:: Exercise description ::
Scan the lines and state how many carry "eller". Leave out everything but the number.

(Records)
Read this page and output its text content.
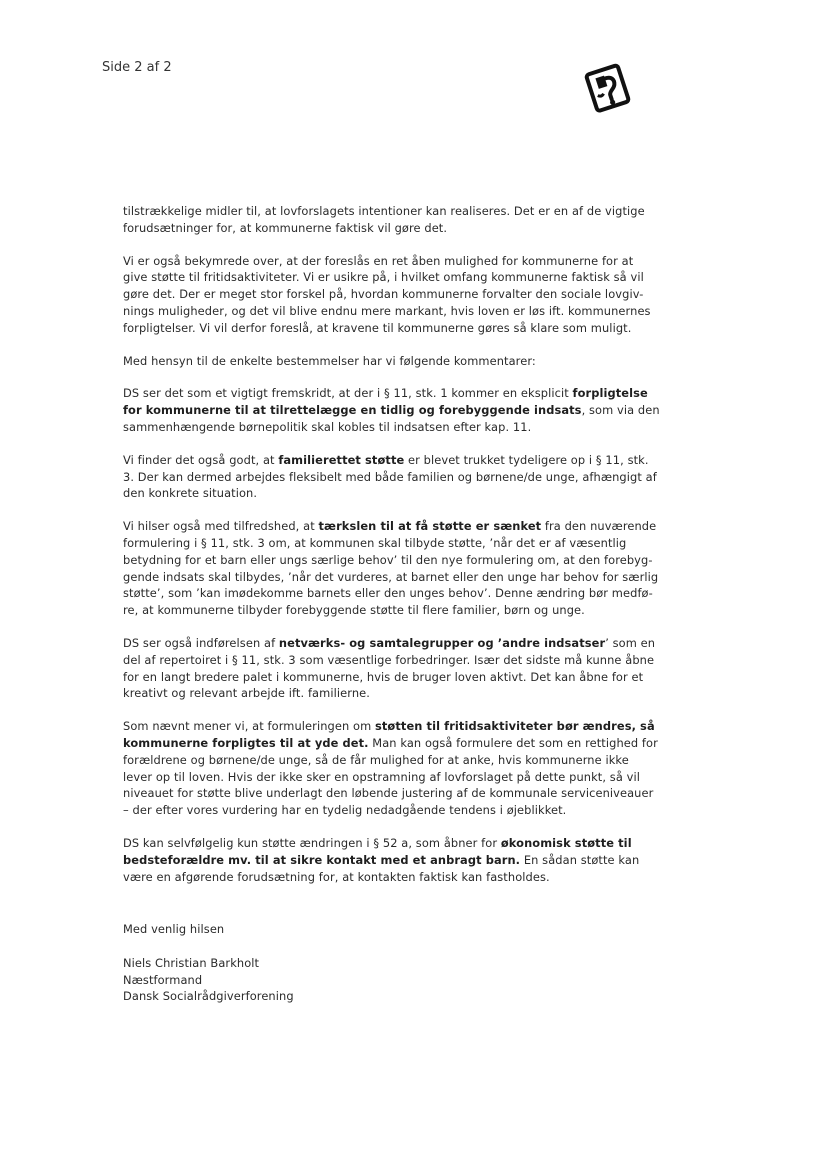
Side 2 af 2

tilstrækkelige midler til, at lovforslagets intentioner kan realiseres. Det er en af de vigtige
forudsætninger for, at kommunerne faktisk vil gøre det.

Vi er også bekymrede over, at der foreslås en ret åben mulighed for kommunerne for at
give støtte til fritidsaktiviteter. Vi er usikre på, i hvilket omfang kommunerne faktisk så vil
gøre det. Der er meget stor forskel på, hvordan kommunerne forvalter den sociale lovgiv-
nings muligheder, og det vil blive endnu mere markant, hvis loven er løs ift. kommunernes
forpligtelser. Vi vil derfor foreslå, at kravene til kommunerne gøres så klare som muligt.

Med hensyn til de enkelte bestemmelser har vi følgende kommentarer:

DS ser det som et vigtigt fremskridt, at der i § 11, stk. 1 kommer en eksplicit forpligtelse
for kommunerne til at tilrettelægge en tidlig og forebyggende indsats, som via den
sammenhængende børnepolitik skal kobles til indsatsen efter kap. 11.

Vi finder det også godt, at familierettet støtte er blevet trukket tydeligere op i § 11, stk.
3. Der kan dermed arbejdes fleksibelt med både familien og børnene/de unge, afhængigt af
den konkrete situation.

Vi hilser også med tilfredshed, at tærkslen til at få støtte er sænket fra den nuværende
formulering i § 11, stk. 3 om, at kommunen skal tilbyde støtte, ’når det er af væsentlig
betydning for et barn eller ungs særlige behov’ til den nye formulering om, at den forebyg-
gende indsats skal tilbydes, ’når det vurderes, at barnet eller den unge har behov for særlig
støtte’, som ’kan imødekomme barnets eller den unges behov’. Denne ændring bør medfø-
re, at kommunerne tilbyder forebyggende støtte til flere familier, børn og unge.

DS ser også indførelsen af netværks- og samtalegrupper og ’andre indsatser’ som en
del af repertoiret i § 11, stk. 3 som væsentlige forbedringer. Især det sidste må kunne åbne
for en langt bredere palet i kommunerne, hvis de bruger loven aktivt. Det kan åbne for et
kreativt og relevant arbejde ift. familierne.

Som nævnt mener vi, at formuleringen om støtten til fritidsaktiviteter bør ændres, så
kommunerne forpligtes til at yde det. Man kan også formulere det som en rettighed for
forældrene og børnene/de unge, så de får mulighed for at anke, hvis kommunerne ikke
lever op til loven. Hvis der ikke sker en opstramning af lovforslaget på dette punkt, så vil
niveauet for støtte blive underlagt den løbende justering af de kommunale serviceniveauer
– der efter vores vurdering har en tydelig nedadgående tendens i øjeblikket.

DS kan selvfølgelig kun støtte ændringen i § 52 a, som åbner for økonomisk støtte til
bedsteforældre mv. til at sikre kontakt med et anbragt barn. En sådan støtte kan
være en afgørende forudsætning for, at kontakten faktisk kan fastholdes.

Med venlig hilsen

Niels Christian Barkholt
Næstformand
Dansk Socialrådgiverforening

:: Completed task ::
3